INSTRUCTIONS TO FOLLOW
Search the data below for the string "задания". Extract every line that contains it.

RECORDS FOR THE EXERCISE
-=-=-=-=-

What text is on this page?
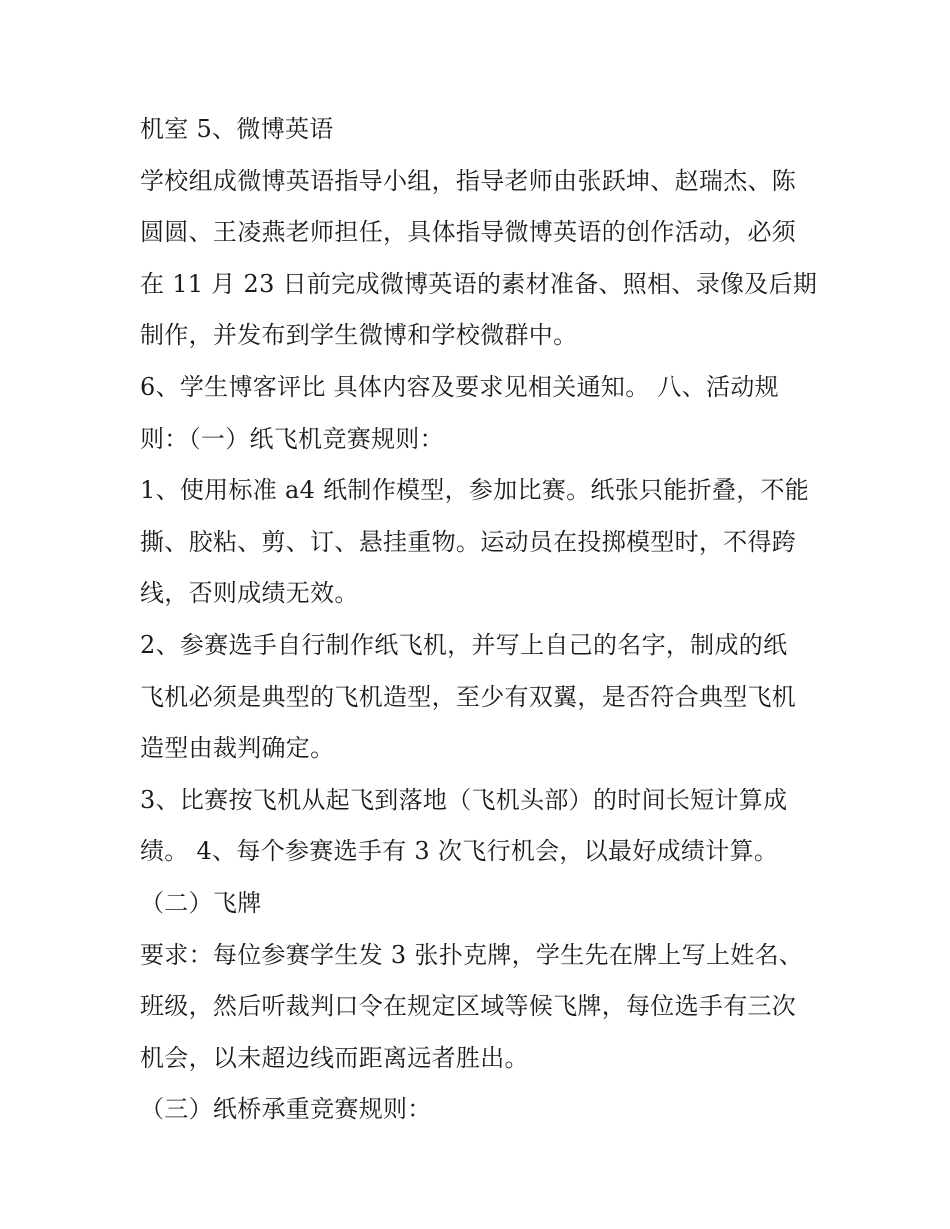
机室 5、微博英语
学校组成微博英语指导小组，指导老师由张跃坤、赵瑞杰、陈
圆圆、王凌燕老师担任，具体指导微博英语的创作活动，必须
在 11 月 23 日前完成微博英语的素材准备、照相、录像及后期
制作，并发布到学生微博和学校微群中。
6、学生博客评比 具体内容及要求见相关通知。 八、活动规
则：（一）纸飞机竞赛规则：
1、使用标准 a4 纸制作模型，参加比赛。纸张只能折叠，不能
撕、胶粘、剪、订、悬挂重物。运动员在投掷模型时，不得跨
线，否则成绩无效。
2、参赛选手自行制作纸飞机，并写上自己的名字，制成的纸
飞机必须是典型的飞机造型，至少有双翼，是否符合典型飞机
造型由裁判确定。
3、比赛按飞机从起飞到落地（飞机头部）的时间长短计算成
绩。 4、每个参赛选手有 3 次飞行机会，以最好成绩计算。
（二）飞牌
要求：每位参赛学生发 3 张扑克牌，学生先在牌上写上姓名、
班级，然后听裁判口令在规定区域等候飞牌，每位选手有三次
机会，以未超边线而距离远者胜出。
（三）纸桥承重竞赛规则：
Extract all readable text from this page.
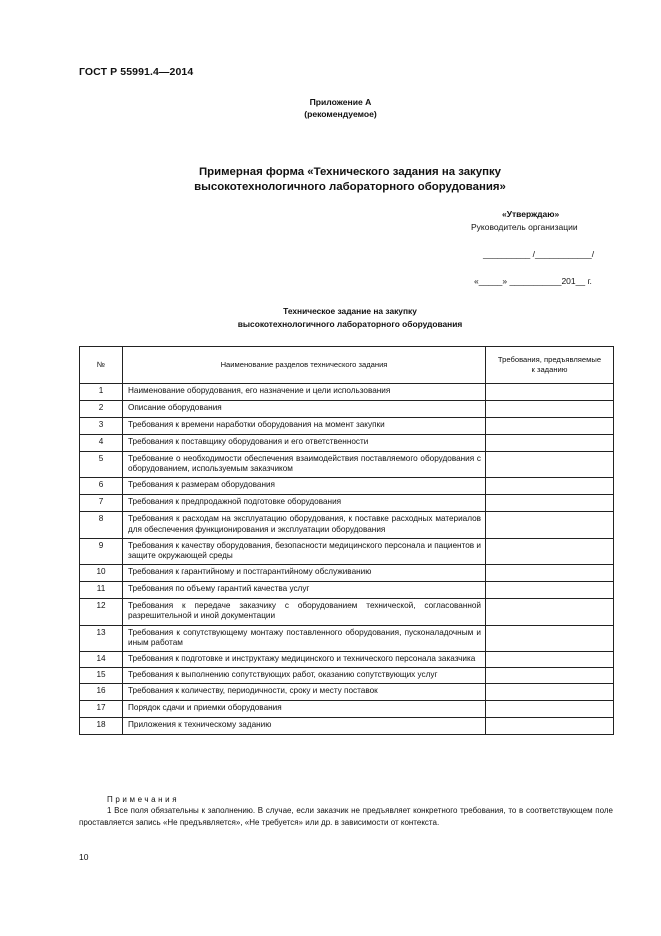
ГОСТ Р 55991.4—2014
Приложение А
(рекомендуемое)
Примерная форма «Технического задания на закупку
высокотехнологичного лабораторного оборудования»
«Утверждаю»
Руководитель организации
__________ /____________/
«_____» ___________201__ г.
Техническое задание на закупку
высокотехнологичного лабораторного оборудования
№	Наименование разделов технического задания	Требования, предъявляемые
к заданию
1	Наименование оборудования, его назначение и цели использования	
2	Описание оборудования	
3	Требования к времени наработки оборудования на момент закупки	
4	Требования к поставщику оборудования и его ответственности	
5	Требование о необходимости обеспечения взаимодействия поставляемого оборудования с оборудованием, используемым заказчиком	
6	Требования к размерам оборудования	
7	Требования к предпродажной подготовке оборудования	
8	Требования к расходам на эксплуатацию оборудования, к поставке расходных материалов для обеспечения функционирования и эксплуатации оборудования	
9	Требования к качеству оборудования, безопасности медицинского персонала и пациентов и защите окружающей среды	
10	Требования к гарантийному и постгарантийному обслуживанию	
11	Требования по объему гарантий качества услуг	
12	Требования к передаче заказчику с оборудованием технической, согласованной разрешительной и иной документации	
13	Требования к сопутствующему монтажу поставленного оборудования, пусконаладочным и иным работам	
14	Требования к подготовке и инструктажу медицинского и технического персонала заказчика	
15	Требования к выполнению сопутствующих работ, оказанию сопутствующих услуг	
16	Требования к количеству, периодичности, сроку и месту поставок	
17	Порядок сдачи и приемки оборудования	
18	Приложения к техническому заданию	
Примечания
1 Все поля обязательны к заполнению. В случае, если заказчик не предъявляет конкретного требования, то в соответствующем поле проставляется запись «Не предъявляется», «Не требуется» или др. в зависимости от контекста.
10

-=-=-=-=-

SOLUTION
Примерная форма «Технического задания на закупку
№	Наименование разделов технического задания	Требования, предъявляемые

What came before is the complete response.